• **WRITTEN TASK**:
From the listing that follows, output everything exactly except the pictures.
========================
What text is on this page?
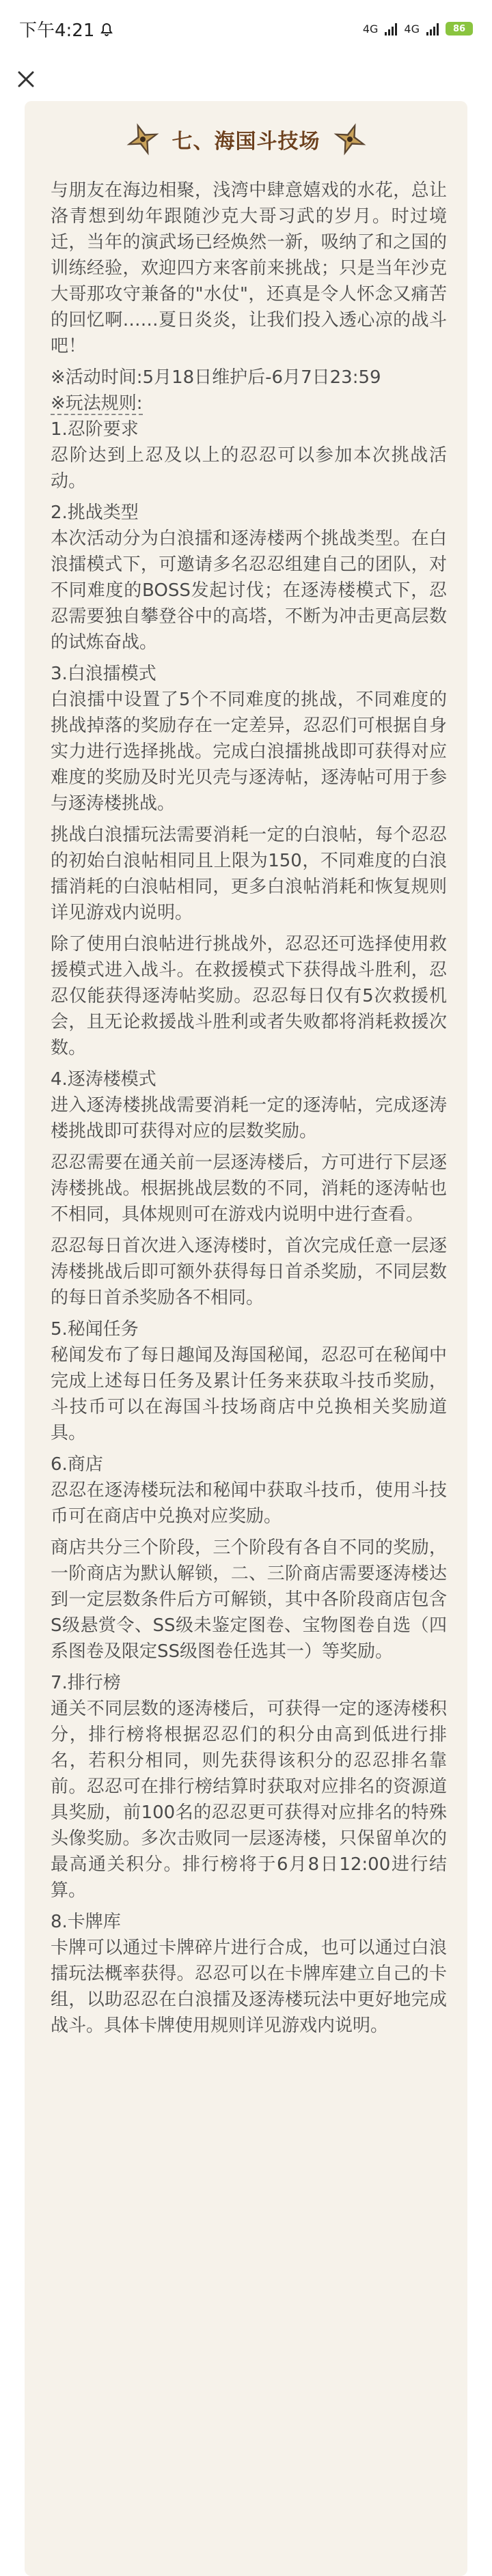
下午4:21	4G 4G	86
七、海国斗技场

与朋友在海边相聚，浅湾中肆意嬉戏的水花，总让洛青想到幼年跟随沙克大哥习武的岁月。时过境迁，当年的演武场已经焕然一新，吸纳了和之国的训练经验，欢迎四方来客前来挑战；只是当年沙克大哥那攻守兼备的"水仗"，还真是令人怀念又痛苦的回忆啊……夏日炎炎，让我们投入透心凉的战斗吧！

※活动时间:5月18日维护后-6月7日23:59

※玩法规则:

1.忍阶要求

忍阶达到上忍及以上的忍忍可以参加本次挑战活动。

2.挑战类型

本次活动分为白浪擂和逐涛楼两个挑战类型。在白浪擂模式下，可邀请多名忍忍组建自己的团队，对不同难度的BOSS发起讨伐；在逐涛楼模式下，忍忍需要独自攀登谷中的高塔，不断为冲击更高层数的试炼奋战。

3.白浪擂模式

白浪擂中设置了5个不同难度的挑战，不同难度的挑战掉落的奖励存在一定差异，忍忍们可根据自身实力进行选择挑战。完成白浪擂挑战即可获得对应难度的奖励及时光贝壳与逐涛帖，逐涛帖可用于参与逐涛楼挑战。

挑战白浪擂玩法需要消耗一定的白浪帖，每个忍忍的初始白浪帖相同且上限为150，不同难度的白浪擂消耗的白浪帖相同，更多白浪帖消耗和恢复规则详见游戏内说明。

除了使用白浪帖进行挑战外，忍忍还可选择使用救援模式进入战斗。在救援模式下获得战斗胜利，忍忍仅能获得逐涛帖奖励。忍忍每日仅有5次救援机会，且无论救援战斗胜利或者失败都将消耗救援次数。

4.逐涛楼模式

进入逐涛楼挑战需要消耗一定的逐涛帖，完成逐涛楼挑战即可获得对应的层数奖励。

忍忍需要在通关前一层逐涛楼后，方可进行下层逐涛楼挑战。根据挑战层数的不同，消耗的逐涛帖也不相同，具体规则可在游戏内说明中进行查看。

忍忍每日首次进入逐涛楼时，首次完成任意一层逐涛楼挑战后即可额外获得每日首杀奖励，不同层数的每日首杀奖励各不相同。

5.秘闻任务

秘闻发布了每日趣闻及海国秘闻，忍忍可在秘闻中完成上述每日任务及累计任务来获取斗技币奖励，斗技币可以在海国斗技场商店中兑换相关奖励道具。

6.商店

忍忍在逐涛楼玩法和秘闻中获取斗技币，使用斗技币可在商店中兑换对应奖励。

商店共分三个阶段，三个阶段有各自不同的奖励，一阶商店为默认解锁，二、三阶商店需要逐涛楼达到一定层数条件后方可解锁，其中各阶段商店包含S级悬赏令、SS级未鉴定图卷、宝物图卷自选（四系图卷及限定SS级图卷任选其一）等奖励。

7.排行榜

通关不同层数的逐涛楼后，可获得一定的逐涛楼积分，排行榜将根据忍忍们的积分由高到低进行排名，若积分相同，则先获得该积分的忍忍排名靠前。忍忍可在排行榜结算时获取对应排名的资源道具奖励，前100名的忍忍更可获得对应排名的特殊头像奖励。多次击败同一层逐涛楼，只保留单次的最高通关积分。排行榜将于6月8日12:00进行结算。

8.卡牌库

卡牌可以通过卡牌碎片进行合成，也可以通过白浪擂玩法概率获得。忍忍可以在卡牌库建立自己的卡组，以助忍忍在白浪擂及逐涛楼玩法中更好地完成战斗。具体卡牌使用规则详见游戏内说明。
========================
• **WRITTEN ANSWER**:
What text is on this page?
下午4:21	4G 4G	86
七、海国斗技场

与朋友在海边相聚，浅湾中肆意嬉戏的水花，总让洛青想到幼年跟随沙克大哥习武的岁月。时过境迁，当年的演武场已经焕然一新，吸纳了和之国的训练经验，欢迎四方来客前来挑战；只是当年沙克大哥那攻守兼备的"水仗"，还真是令人怀念又痛苦的回忆啊……夏日炎炎，让我们投入透心凉的战斗吧！

※活动时间:5月18日维护后-6月7日23:59

※玩法规则:

1.忍阶要求

忍阶达到上忍及以上的忍忍可以参加本次挑战活动。

2.挑战类型

本次活动分为白浪擂和逐涛楼两个挑战类型。在白浪擂模式下，可邀请多名忍忍组建自己的团队，对不同难度的BOSS发起讨伐；在逐涛楼模式下，忍忍需要独自攀登谷中的高塔，不断为冲击更高层数的试炼奋战。

3.白浪擂模式

白浪擂中设置了5个不同难度的挑战，不同难度的挑战掉落的奖励存在一定差异，忍忍们可根据自身实力进行选择挑战。完成白浪擂挑战即可获得对应难度的奖励及时光贝壳与逐涛帖，逐涛帖可用于参与逐涛楼挑战。

挑战白浪擂玩法需要消耗一定的白浪帖，每个忍忍的初始白浪帖相同且上限为150，不同难度的白浪擂消耗的白浪帖相同，更多白浪帖消耗和恢复规则详见游戏内说明。

除了使用白浪帖进行挑战外，忍忍还可选择使用救援模式进入战斗。在救援模式下获得战斗胜利，忍忍仅能获得逐涛帖奖励。忍忍每日仅有5次救援机会，且无论救援战斗胜利或者失败都将消耗救援次数。

4.逐涛楼模式

进入逐涛楼挑战需要消耗一定的逐涛帖，完成逐涛楼挑战即可获得对应的层数奖励。

忍忍需要在通关前一层逐涛楼后，方可进行下层逐涛楼挑战。根据挑战层数的不同，消耗的逐涛帖也不相同，具体规则可在游戏内说明中进行查看。

忍忍每日首次进入逐涛楼时，首次完成任意一层逐涛楼挑战后即可额外获得每日首杀奖励，不同层数的每日首杀奖励各不相同。

5.秘闻任务

秘闻发布了每日趣闻及海国秘闻，忍忍可在秘闻中完成上述每日任务及累计任务来获取斗技币奖励，斗技币可以在海国斗技场商店中兑换相关奖励道具。

6.商店

忍忍在逐涛楼玩法和秘闻中获取斗技币，使用斗技币可在商店中兑换对应奖励。

商店共分三个阶段，三个阶段有各自不同的奖励，一阶商店为默认解锁，二、三阶商店需要逐涛楼达到一定层数条件后方可解锁，其中各阶段商店包含S级悬赏令、SS级未鉴定图卷、宝物图卷自选（四系图卷及限定SS级图卷任选其一）等奖励。

7.排行榜

通关不同层数的逐涛楼后，可获得一定的逐涛楼积分，排行榜将根据忍忍们的积分由高到低进行排名，若积分相同，则先获得该积分的忍忍排名靠前。忍忍可在排行榜结算时获取对应排名的资源道具奖励，前100名的忍忍更可获得对应排名的特殊头像奖励。多次击败同一层逐涛楼，只保留单次的最高通关积分。排行榜将于6月8日12:00进行结算。

8.卡牌库

卡牌可以通过卡牌碎片进行合成，也可以通过白浪擂玩法概率获得。忍忍可以在卡牌库建立自己的卡组，以助忍忍在白浪擂及逐涛楼玩法中更好地完成战斗。具体卡牌使用规则详见游戏内说明。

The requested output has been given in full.